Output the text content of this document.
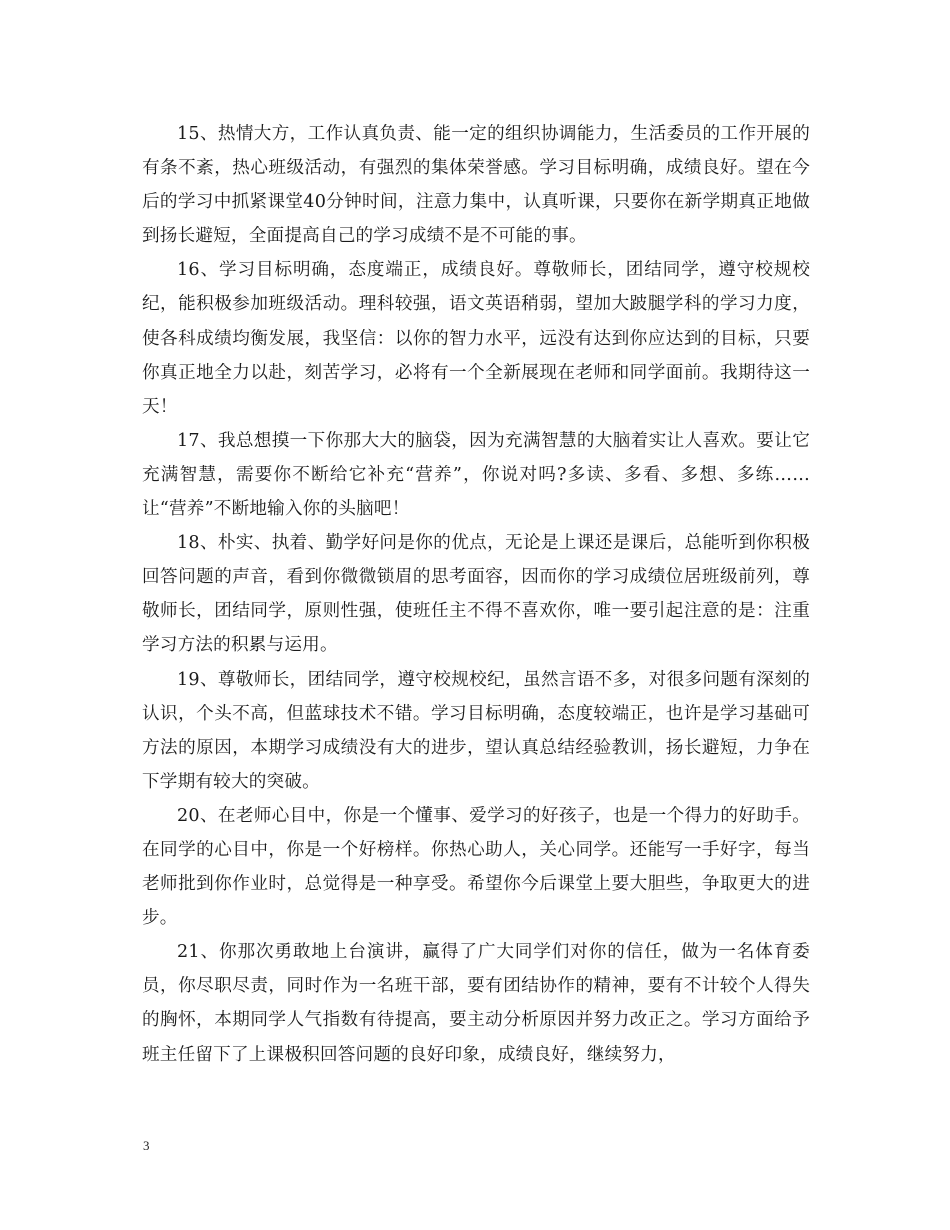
15、热情大方，工作认真负责、能一定的组织协调能力，生活委员的工作开展的有条不紊，热心班级活动，有强烈的集体荣誉感。学习目标明确，成绩良好。望在今后的学习中抓紧课堂40分钟时间，注意力集中，认真听课，只要你在新学期真正地做到扬长避短，全面提高自己的学习成绩不是不可能的事。

16、学习目标明确，态度端正，成绩良好。尊敬师长，团结同学，遵守校规校纪，能积极参加班级活动。理科较强，语文英语稍弱，望加大跛腿学科的学习力度，使各科成绩均衡发展，我坚信：以你的智力水平，远没有达到你应达到的目标，只要你真正地全力以赴，刻苦学习，必将有一个全新展现在老师和同学面前。我期待这一天！

17、我总想摸一下你那大大的脑袋，因为充满智慧的大脑着实让人喜欢。要让它充满智慧，需要你不断给它补充“营养”，你说对吗?多读、多看、多想、多练……让“营养”不断地输入你的头脑吧！

18、朴实、执着、勤学好问是你的优点，无论是上课还是课后，总能听到你积极回答问题的声音，看到你微微锁眉的思考面容，因而你的学习成绩位居班级前列，尊敬师长，团结同学，原则性强，使班任主不得不喜欢你，唯一要引起注意的是：注重学习方法的积累与运用。

19、尊敬师长，团结同学，遵守校规校纪，虽然言语不多，对很多问题有深刻的认识，个头不高，但蓝球技术不错。学习目标明确，态度较端正，也许是学习基础可方法的原因，本期学习成绩没有大的进步，望认真总结经验教训，扬长避短，力争在下学期有较大的突破。

20、在老师心目中，你是一个懂事、爱学习的好孩子，也是一个得力的好助手。在同学的心目中，你是一个好榜样。你热心助人，关心同学。还能写一手好字，每当老师批到你作业时，总觉得是一种享受。希望你今后课堂上要大胆些，争取更大的进步。

21、你那次勇敢地上台演讲，赢得了广大同学们对你的信任，做为一名体育委员，你尽职尽责，同时作为一名班干部，要有团结协作的精神，要有不计较个人得失的胸怀，本期同学人气指数有待提高，要主动分析原因并努力改正之。学习方面给予班主任留下了上课极积回答问题的良好印象，成绩良好，继续努力，

3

───

• Required task:
Look above for every line with the word "遵守校规校纪" and copy it.

• Full solution:
16、学习目标明确，态度端正，成绩良好。尊敬师长，团结同学，遵守校规校纪，能积极参加班级活动。理科较强，语文英语稍弱，望加大跛腿学科的学习力度，使各科成绩均衡发展，我坚信：以你的智力水平，远没有达到你应达到的目标，只要你真正地全力以赴，刻苦学习，必将有一个全新展现在老师和同学面前。我期待这一天！
19、尊敬师长，团结同学，遵守校规校纪，虽然言语不多，对很多问题有深刻的认识，个头不高，但蓝球技术不错。学习目标明确，态度较端正，也许是学习基础可方法的原因，本期学习成绩没有大的进步，望认真总结经验教训，扬长避短，力争在下学期有较大的突破。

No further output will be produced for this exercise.